• **Exercise aim**
Pictures stay out of the copy; restate everything else in the material exactly.

START

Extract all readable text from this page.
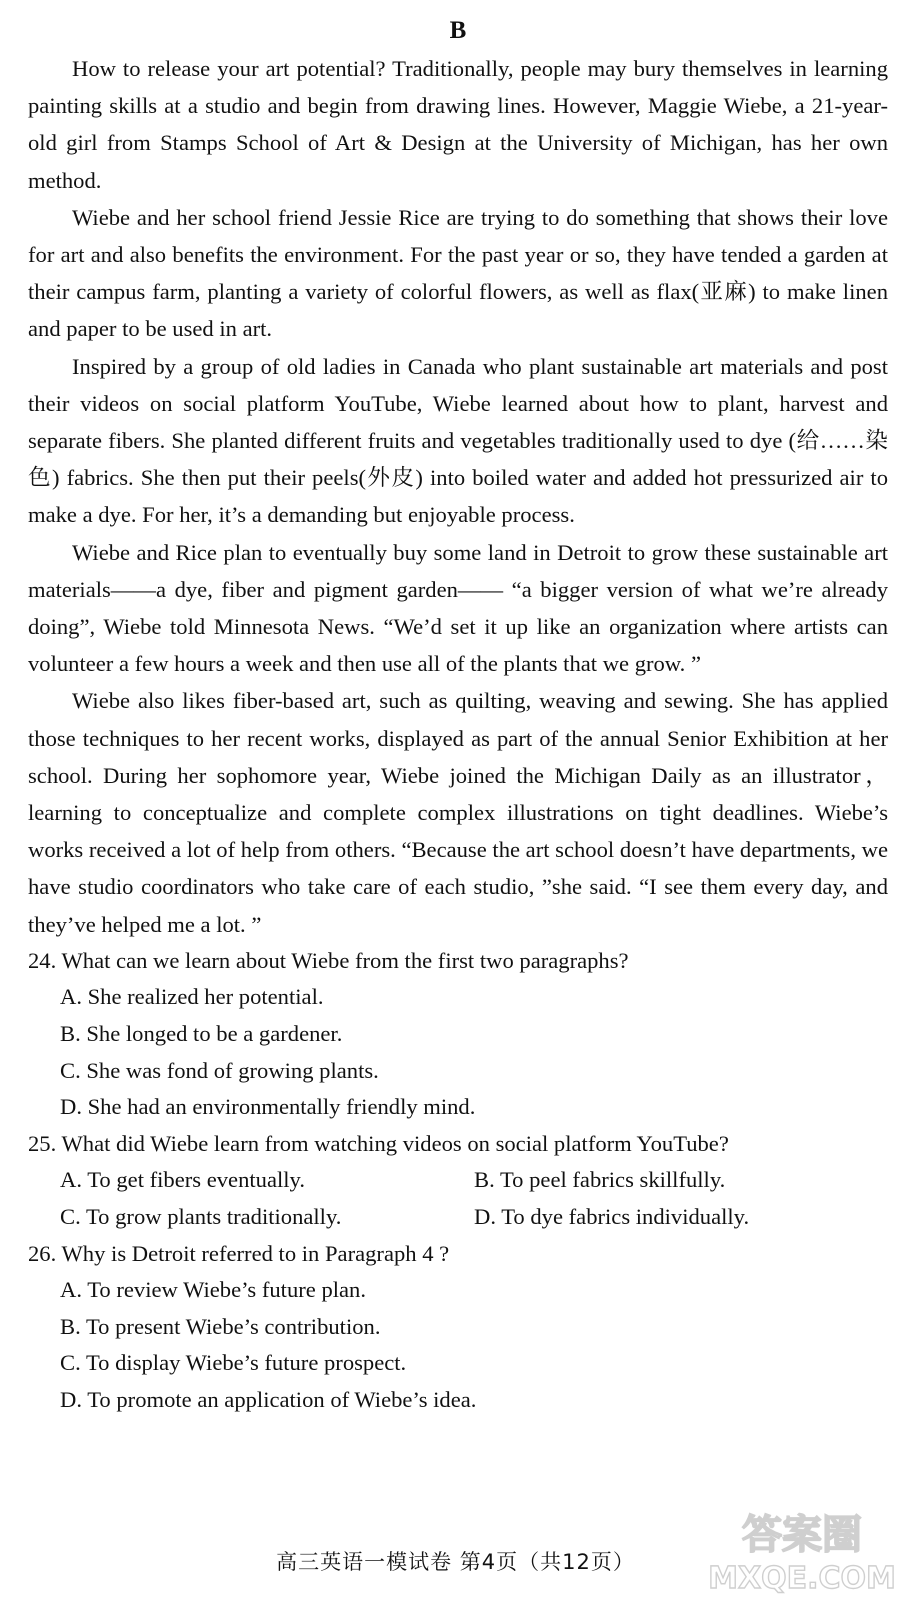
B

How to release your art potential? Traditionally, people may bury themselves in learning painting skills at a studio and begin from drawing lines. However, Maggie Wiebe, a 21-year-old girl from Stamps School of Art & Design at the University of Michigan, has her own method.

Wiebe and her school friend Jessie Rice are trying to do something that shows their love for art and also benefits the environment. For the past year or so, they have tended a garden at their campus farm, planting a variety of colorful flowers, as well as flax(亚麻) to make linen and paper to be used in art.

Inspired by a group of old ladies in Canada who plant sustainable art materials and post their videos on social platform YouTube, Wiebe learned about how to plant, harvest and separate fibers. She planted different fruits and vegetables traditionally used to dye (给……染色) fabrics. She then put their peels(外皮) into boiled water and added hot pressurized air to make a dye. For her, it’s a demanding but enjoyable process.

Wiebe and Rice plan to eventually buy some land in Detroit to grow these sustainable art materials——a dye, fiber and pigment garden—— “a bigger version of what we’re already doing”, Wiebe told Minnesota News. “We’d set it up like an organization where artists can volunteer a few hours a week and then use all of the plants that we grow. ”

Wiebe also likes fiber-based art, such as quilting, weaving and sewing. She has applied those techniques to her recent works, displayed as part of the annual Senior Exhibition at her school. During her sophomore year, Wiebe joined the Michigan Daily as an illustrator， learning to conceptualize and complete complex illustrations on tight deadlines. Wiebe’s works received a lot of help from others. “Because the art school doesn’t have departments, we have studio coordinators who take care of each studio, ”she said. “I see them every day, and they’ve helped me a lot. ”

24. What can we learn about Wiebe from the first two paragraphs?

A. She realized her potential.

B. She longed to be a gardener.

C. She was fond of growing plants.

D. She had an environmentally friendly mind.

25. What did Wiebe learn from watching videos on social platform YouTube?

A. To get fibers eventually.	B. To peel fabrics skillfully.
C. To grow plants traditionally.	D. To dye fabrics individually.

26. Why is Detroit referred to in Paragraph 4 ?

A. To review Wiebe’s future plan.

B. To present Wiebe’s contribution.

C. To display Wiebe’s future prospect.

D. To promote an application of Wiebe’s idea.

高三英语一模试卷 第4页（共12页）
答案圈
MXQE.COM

END

• **Solution**
Extract all readable text from this page.
B

How to release your art potential? Traditionally, people may bury themselves in learning painting skills at a studio and begin from drawing lines. However, Maggie Wiebe, a 21-year-old girl from Stamps School of Art & Design at the University of Michigan, has her own method.

Wiebe and her school friend Jessie Rice are trying to do something that shows their love for art and also benefits the environment. For the past year or so, they have tended a garden at their campus farm, planting a variety of colorful flowers, as well as flax(亚麻) to make linen and paper to be used in art.

Inspired by a group of old ladies in Canada who plant sustainable art materials and post their videos on social platform YouTube, Wiebe learned about how to plant, harvest and separate fibers. She planted different fruits and vegetables traditionally used to dye (给……染色) fabrics. She then put their peels(外皮) into boiled water and added hot pressurized air to make a dye. For her, it’s a demanding but enjoyable process.

Wiebe and Rice plan to eventually buy some land in Detroit to grow these sustainable art materials——a dye, fiber and pigment garden—— “a bigger version of what we’re already doing”, Wiebe told Minnesota News. “We’d set it up like an organization where artists can volunteer a few hours a week and then use all of the plants that we grow. ”

Wiebe also likes fiber-based art, such as quilting, weaving and sewing. She has applied those techniques to her recent works, displayed as part of the annual Senior Exhibition at her school. During her sophomore year, Wiebe joined the Michigan Daily as an illustrator， learning to conceptualize and complete complex illustrations on tight deadlines. Wiebe’s works received a lot of help from others. “Because the art school doesn’t have departments, we have studio coordinators who take care of each studio, ”she said. “I see them every day, and they’ve helped me a lot. ”

24. What can we learn about Wiebe from the first two paragraphs?

A. She realized her potential.

B. She longed to be a gardener.

C. She was fond of growing plants.

D. She had an environmentally friendly mind.

25. What did Wiebe learn from watching videos on social platform YouTube?

A. To get fibers eventually.	B. To peel fabrics skillfully.
C. To grow plants traditionally.	D. To dye fabrics individually.

26. Why is Detroit referred to in Paragraph 4 ?

A. To review Wiebe’s future plan.

B. To present Wiebe’s contribution.

C. To display Wiebe’s future prospect.

D. To promote an application of Wiebe’s idea.

高三英语一模试卷 第4页（共12页）
答案圈
MXQE.COM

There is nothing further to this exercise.